:: Work to do ::
Go through the data below. Pull out every line that has the word "here".

(begin)

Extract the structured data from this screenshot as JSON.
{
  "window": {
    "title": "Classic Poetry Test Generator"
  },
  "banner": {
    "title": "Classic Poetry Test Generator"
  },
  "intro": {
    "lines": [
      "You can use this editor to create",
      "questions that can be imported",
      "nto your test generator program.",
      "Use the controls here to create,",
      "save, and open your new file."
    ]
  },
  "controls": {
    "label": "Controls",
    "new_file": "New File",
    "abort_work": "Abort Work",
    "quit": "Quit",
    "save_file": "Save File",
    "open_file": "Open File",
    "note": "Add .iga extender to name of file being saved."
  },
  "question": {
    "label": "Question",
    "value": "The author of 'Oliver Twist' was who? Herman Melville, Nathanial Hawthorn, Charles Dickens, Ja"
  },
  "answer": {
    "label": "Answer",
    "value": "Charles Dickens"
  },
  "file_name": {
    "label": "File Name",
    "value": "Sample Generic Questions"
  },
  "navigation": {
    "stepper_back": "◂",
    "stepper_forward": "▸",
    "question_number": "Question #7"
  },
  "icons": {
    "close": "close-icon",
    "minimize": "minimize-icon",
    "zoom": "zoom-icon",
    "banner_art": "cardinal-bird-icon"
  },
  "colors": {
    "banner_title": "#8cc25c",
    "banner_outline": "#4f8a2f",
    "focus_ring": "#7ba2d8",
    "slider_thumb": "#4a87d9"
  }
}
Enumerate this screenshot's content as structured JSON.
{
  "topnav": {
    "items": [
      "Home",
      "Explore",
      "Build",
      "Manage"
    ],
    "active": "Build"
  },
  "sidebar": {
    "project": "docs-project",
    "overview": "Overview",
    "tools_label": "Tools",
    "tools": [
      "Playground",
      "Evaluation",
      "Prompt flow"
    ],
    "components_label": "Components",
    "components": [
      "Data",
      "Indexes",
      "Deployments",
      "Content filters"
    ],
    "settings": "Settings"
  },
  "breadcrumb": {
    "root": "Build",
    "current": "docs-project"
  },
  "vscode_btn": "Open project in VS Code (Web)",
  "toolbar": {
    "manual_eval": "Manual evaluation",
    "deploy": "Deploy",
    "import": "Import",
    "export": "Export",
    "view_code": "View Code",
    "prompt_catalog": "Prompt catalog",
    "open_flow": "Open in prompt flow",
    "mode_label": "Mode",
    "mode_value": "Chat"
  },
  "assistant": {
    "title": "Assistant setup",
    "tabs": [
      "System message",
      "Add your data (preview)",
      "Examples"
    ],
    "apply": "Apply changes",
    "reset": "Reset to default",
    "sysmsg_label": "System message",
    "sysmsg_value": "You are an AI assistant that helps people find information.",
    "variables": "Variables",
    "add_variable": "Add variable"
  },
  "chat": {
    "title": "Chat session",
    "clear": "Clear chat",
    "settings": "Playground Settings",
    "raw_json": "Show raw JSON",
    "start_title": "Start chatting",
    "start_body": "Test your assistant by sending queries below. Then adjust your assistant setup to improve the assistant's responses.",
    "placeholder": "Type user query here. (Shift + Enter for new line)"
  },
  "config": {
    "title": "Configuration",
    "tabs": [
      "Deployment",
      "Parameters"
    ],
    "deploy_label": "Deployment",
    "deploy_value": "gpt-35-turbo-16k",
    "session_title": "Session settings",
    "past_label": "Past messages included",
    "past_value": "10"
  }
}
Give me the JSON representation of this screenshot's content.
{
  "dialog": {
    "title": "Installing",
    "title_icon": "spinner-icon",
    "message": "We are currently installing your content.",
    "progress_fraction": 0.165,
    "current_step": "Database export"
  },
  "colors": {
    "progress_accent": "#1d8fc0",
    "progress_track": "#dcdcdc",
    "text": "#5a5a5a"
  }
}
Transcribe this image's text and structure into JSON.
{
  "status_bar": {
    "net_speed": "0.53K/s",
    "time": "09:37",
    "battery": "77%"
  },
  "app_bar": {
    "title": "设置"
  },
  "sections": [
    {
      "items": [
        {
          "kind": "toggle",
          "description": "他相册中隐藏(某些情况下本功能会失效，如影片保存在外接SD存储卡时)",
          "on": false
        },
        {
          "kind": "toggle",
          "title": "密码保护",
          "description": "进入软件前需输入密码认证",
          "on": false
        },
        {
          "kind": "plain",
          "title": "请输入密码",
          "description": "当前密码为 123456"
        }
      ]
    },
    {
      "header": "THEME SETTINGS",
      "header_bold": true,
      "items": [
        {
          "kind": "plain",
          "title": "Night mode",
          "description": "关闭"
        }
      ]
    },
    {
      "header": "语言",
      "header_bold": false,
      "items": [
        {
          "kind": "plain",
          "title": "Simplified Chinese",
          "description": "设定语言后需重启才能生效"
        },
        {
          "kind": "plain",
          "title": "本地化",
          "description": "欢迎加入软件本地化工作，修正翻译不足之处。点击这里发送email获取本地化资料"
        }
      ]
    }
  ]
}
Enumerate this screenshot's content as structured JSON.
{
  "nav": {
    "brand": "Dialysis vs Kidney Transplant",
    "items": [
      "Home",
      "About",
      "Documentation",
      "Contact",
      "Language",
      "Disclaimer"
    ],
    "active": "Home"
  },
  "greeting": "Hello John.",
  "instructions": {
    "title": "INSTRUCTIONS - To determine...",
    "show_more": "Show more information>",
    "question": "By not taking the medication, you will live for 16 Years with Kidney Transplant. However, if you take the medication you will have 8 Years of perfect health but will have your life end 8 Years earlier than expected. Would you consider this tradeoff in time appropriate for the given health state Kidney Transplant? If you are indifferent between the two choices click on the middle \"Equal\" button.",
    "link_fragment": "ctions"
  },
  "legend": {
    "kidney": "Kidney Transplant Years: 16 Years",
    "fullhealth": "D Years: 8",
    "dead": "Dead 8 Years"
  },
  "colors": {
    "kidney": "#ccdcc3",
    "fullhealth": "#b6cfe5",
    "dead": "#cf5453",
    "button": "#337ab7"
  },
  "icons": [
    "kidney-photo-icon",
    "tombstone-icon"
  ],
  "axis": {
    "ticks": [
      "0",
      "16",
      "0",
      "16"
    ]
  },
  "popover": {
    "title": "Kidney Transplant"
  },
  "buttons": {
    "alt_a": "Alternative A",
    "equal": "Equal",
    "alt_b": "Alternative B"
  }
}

(end)

:: Exercise answer ::
      "Use the controls here to create,",
    "placeholder": "Type user query here. (Shift + Enter for new line)"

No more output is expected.